(Raw records)
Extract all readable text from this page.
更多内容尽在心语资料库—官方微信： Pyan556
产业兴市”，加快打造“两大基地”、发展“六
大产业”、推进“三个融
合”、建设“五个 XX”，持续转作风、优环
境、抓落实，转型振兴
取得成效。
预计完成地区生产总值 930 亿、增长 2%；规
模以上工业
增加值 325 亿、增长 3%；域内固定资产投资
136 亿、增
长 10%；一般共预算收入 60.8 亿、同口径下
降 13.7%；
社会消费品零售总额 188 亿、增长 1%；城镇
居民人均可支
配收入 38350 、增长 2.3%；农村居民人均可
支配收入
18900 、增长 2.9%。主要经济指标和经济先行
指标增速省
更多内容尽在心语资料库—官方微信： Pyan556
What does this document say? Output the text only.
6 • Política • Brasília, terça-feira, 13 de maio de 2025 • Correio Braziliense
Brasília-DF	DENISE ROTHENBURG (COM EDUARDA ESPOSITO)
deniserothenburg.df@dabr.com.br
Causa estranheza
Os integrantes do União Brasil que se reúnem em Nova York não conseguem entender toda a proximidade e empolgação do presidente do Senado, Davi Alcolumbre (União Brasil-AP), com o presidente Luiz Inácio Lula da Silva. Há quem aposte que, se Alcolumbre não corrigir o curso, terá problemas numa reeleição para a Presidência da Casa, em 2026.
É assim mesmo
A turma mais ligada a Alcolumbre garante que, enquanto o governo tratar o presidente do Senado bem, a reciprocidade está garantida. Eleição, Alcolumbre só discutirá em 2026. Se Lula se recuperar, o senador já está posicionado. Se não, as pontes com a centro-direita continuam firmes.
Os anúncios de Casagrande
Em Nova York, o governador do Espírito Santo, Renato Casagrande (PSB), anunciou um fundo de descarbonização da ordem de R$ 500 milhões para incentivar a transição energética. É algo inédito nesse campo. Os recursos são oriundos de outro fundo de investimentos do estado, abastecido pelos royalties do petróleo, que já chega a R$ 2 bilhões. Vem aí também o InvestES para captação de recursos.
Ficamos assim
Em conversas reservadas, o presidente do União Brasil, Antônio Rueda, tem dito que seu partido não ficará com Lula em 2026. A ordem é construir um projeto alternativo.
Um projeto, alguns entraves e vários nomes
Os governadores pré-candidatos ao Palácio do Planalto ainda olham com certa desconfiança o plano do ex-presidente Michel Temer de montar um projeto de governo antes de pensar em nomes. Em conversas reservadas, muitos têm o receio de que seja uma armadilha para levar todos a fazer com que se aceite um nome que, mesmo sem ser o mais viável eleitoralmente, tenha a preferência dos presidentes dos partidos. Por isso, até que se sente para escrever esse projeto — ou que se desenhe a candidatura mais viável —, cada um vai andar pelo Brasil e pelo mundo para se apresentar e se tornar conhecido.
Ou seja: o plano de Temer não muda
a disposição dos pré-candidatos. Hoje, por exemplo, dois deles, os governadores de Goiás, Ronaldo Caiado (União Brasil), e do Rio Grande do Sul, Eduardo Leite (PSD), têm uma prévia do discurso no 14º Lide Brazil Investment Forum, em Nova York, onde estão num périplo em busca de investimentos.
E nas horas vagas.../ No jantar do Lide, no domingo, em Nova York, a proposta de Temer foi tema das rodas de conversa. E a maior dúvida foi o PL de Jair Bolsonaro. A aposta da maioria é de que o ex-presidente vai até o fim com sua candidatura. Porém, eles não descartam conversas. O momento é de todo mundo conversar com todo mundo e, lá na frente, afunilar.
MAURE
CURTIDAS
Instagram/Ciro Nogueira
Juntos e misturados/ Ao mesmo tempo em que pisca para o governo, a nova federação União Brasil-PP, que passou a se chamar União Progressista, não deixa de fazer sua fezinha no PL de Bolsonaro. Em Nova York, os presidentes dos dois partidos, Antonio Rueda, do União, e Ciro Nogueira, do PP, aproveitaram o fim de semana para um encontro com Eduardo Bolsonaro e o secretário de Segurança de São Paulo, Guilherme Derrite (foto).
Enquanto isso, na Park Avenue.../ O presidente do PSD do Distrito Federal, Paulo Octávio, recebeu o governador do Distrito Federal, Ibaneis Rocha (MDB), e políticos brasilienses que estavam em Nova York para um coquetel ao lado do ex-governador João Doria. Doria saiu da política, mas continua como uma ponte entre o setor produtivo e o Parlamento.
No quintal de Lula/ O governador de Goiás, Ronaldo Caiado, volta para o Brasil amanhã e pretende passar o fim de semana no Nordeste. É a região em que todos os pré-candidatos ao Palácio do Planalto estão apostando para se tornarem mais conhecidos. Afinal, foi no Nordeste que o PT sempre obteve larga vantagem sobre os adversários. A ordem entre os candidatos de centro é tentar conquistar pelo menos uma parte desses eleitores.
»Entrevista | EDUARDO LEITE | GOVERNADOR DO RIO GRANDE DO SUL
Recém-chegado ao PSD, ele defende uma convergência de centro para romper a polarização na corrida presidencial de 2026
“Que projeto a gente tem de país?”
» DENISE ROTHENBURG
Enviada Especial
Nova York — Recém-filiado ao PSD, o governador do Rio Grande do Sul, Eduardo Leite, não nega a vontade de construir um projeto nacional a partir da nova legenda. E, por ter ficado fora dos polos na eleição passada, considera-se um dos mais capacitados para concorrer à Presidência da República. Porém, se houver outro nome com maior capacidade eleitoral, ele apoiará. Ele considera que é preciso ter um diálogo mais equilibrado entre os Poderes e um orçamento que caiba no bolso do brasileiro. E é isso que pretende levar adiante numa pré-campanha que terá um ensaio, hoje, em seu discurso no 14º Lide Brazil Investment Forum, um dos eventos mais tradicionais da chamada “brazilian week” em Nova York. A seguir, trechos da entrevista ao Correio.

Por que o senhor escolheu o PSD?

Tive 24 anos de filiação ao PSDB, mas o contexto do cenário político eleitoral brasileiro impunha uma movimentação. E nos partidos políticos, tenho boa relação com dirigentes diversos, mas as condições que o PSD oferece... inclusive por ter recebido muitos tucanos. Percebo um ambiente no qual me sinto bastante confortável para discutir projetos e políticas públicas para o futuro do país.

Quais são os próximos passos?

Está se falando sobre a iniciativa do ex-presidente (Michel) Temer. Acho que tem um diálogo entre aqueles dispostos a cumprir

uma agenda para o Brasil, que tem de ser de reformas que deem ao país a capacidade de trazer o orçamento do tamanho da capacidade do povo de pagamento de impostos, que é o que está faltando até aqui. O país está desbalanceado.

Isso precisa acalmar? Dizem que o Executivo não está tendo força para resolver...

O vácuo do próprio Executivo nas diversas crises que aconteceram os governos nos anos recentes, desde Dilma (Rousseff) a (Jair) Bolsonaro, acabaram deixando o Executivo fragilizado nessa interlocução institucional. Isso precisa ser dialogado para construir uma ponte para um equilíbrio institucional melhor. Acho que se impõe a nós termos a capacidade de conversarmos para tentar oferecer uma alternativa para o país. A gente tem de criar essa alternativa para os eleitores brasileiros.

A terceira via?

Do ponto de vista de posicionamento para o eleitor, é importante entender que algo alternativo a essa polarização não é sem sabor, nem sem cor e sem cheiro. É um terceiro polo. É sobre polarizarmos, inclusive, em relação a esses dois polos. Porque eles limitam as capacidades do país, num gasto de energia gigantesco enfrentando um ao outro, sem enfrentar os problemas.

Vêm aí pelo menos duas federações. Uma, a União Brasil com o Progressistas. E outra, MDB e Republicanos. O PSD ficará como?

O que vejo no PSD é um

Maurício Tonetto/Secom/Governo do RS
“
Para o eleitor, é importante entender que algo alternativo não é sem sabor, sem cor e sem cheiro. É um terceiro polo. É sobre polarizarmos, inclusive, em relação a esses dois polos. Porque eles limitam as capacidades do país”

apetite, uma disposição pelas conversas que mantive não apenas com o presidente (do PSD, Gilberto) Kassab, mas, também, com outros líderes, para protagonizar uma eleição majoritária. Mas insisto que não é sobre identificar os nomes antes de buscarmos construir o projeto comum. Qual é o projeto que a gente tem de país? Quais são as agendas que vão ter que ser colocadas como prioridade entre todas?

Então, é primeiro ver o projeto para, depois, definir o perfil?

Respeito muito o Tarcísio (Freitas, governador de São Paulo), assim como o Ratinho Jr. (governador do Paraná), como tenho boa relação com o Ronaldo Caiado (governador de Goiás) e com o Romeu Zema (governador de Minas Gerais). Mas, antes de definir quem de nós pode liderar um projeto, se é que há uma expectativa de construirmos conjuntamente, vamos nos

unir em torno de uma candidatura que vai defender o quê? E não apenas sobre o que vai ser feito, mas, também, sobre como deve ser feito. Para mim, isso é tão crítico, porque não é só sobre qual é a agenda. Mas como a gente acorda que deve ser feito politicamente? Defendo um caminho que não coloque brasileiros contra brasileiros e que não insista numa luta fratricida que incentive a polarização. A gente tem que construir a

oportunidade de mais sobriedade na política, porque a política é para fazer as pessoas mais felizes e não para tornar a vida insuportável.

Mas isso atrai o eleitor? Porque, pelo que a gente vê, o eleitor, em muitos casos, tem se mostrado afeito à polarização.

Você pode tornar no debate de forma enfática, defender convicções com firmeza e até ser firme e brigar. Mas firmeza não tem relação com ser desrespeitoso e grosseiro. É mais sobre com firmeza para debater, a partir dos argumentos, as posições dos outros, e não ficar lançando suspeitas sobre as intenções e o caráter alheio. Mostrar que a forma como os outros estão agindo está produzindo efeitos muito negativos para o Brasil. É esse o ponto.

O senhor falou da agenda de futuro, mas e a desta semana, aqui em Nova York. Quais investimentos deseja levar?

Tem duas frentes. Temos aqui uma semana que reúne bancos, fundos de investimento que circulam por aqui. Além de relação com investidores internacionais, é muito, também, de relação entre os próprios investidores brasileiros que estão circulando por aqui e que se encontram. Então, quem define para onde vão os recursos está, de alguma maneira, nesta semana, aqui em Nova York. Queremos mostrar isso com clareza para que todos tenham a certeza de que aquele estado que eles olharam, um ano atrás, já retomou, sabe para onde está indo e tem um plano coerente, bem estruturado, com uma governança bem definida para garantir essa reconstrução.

Given problem:
Return each line among the entries that holds the word "this".

Task answer:
Extract all readable text from this page.
What does this document say? Output the text only.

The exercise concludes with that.